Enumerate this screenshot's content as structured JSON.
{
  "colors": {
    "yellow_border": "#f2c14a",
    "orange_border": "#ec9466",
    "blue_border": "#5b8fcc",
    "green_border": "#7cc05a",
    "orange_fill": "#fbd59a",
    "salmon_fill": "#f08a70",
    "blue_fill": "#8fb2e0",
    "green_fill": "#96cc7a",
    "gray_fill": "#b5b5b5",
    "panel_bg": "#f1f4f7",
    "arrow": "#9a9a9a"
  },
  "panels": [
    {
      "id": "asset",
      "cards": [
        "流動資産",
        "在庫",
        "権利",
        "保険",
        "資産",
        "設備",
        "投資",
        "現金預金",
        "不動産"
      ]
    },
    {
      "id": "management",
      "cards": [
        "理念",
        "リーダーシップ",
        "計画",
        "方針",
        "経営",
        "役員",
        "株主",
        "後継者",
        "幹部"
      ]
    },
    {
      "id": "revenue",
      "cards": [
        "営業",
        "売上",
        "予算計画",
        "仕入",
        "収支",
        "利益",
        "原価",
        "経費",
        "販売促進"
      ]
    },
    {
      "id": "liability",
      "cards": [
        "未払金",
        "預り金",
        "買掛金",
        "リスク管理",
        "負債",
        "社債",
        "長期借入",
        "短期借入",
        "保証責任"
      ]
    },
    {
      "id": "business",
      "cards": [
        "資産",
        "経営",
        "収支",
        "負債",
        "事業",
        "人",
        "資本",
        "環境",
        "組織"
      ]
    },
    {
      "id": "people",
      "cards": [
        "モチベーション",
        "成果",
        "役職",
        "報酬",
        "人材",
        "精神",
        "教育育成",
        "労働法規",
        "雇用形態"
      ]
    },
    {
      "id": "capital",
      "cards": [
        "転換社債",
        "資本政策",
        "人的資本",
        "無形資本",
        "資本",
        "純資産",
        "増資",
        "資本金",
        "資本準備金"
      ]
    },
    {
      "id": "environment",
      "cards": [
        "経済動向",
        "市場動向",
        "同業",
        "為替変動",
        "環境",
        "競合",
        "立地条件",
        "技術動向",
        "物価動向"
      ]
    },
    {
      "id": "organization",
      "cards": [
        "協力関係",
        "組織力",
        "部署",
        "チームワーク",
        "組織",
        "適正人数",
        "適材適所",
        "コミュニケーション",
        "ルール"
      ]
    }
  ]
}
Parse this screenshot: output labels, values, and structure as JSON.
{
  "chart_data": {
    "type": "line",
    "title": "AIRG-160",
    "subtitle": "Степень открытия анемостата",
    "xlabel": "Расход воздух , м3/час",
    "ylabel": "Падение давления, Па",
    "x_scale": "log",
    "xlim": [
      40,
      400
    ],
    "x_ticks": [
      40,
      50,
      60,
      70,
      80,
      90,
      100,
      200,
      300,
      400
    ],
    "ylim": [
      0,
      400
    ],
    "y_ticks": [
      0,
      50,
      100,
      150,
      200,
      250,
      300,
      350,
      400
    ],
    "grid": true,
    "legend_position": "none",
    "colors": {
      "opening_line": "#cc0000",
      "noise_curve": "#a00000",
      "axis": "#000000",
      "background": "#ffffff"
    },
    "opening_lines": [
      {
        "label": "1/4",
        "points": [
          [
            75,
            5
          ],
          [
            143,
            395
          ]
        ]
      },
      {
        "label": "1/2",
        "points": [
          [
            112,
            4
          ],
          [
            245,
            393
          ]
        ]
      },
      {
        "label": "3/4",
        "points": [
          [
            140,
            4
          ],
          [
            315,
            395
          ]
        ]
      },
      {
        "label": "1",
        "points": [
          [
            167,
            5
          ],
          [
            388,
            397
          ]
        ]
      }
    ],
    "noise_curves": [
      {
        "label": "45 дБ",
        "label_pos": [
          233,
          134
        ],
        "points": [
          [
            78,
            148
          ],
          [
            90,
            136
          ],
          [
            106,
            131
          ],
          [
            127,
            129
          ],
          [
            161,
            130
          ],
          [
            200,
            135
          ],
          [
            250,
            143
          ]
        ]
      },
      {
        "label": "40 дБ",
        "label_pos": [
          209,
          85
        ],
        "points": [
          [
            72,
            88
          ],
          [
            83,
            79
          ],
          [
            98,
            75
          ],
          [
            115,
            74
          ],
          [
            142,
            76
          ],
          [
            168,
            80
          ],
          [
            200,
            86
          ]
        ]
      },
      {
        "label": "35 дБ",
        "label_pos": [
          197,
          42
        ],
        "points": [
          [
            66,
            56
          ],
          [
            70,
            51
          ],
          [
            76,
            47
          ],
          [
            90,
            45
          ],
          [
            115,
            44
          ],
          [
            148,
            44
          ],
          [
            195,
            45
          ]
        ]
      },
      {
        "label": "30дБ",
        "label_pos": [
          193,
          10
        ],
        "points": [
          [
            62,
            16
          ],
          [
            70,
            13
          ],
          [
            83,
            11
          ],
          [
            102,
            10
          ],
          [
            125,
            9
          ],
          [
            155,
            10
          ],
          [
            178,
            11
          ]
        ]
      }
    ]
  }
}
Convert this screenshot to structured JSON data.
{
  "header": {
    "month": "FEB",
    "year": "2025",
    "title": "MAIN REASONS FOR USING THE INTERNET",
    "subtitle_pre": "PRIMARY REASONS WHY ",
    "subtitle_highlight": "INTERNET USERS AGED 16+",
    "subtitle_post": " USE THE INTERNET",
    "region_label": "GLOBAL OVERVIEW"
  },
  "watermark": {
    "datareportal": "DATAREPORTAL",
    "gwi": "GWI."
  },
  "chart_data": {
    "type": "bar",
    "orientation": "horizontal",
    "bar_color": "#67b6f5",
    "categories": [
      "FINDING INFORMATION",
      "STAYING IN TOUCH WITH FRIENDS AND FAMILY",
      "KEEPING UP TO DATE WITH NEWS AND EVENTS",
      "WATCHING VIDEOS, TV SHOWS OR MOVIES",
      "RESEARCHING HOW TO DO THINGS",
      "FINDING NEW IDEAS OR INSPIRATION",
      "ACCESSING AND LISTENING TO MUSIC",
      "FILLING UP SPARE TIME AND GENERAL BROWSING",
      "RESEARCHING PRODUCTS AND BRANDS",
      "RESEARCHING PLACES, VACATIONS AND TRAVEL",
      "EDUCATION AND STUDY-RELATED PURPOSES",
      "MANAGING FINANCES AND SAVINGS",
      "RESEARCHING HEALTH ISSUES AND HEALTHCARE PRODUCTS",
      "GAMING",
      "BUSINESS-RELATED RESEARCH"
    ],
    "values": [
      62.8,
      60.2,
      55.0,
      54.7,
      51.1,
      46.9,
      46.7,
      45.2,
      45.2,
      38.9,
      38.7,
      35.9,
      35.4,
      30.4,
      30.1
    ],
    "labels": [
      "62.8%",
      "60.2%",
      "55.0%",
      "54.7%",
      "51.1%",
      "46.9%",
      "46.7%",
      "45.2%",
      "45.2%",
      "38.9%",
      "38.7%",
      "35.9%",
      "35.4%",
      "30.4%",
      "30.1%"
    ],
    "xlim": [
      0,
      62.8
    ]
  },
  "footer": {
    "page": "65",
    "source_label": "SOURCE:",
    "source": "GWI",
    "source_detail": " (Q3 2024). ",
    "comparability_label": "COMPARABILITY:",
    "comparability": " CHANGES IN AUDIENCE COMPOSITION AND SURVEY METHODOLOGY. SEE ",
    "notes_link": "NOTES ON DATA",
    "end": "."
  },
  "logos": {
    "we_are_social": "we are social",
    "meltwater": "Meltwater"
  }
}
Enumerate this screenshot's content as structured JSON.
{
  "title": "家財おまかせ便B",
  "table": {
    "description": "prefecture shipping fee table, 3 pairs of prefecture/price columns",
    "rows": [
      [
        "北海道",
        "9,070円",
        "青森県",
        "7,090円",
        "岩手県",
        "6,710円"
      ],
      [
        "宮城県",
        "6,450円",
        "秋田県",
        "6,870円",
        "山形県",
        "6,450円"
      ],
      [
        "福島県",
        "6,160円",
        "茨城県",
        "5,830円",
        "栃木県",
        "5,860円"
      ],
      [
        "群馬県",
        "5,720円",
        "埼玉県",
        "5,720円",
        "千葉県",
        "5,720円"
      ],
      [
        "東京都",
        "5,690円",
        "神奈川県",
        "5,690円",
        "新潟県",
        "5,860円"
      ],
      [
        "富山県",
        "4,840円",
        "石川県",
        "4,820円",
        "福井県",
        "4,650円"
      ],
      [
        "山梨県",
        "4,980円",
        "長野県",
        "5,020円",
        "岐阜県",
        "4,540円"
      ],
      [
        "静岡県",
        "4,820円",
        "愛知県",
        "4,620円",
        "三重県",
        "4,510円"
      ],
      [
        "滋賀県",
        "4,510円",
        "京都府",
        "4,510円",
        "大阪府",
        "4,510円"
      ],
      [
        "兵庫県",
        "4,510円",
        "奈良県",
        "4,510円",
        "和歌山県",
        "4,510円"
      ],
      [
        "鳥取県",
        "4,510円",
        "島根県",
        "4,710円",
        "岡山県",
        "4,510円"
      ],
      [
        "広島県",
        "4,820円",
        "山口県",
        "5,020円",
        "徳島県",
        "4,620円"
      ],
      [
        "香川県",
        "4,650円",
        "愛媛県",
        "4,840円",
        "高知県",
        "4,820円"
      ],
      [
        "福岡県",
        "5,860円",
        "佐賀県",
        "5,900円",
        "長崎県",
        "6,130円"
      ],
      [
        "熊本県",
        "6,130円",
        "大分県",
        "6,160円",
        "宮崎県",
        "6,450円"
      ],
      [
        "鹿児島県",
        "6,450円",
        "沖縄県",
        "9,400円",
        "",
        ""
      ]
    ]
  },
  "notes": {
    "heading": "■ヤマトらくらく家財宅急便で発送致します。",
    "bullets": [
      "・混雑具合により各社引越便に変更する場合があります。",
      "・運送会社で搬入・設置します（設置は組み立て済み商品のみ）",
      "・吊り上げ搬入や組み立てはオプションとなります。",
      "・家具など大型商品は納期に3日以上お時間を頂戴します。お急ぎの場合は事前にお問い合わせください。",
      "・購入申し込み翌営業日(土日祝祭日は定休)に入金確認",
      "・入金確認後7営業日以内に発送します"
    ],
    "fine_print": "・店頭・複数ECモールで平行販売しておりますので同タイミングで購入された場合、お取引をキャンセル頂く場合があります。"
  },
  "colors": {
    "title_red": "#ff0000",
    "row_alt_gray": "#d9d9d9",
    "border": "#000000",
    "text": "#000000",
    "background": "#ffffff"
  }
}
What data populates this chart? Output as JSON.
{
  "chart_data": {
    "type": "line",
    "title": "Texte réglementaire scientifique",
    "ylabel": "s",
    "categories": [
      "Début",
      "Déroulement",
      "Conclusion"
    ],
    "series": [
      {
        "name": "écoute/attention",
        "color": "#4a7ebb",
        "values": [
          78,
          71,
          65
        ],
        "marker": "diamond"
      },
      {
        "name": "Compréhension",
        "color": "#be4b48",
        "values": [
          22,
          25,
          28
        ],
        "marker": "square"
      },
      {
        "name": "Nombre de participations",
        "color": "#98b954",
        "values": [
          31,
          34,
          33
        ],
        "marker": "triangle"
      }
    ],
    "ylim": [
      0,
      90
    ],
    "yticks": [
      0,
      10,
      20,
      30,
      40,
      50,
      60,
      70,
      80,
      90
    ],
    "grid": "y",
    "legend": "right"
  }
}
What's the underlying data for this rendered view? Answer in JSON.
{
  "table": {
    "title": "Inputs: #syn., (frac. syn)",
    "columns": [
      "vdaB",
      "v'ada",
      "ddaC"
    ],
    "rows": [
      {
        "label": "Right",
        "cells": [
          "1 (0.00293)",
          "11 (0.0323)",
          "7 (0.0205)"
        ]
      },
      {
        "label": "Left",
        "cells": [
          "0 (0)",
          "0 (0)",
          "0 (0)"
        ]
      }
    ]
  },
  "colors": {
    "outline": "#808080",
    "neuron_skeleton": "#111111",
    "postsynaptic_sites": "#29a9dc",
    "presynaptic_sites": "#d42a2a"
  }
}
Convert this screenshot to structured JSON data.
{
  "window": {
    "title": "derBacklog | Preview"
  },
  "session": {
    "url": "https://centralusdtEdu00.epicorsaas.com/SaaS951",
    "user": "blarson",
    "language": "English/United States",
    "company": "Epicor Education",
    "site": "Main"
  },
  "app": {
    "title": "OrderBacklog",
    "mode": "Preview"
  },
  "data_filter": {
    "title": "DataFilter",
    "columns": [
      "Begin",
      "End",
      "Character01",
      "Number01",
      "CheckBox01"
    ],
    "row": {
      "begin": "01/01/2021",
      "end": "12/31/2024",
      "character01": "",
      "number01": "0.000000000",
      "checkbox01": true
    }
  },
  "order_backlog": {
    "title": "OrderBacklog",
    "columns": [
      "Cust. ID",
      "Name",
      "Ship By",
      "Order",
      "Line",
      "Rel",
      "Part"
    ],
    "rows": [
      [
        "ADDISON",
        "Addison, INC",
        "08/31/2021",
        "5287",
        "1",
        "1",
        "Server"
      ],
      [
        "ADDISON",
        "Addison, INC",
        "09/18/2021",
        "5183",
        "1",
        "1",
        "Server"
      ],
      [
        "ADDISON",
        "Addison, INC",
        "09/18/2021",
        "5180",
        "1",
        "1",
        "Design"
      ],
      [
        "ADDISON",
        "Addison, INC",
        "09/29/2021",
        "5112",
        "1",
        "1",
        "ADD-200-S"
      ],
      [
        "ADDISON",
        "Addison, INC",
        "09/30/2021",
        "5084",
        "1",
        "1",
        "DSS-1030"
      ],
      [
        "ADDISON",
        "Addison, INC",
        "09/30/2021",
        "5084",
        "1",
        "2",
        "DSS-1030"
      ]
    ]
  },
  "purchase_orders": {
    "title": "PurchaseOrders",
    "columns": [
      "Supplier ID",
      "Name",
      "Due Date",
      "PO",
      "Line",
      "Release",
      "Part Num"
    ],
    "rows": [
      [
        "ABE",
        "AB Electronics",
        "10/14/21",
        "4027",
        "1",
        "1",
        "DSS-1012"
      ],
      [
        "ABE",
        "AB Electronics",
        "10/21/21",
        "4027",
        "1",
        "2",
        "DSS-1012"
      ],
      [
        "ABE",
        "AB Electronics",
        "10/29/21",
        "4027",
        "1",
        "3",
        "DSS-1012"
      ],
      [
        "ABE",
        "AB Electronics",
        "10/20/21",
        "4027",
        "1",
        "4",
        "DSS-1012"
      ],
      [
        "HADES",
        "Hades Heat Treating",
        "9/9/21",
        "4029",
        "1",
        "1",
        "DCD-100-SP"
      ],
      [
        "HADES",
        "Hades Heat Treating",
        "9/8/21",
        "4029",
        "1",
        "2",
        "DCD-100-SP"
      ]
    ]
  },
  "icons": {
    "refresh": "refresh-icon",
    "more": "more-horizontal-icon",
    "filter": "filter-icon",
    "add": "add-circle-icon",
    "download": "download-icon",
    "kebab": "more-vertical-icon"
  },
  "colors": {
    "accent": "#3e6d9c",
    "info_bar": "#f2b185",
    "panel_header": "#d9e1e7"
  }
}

------------------------------------------------------------

> Given instruction
Pick out all the lines with the word "FINDING" in them and copy them.

> Exercise output
      "FINDING INFORMATION",
      "FINDING NEW IDEAS OR INSPIRATION",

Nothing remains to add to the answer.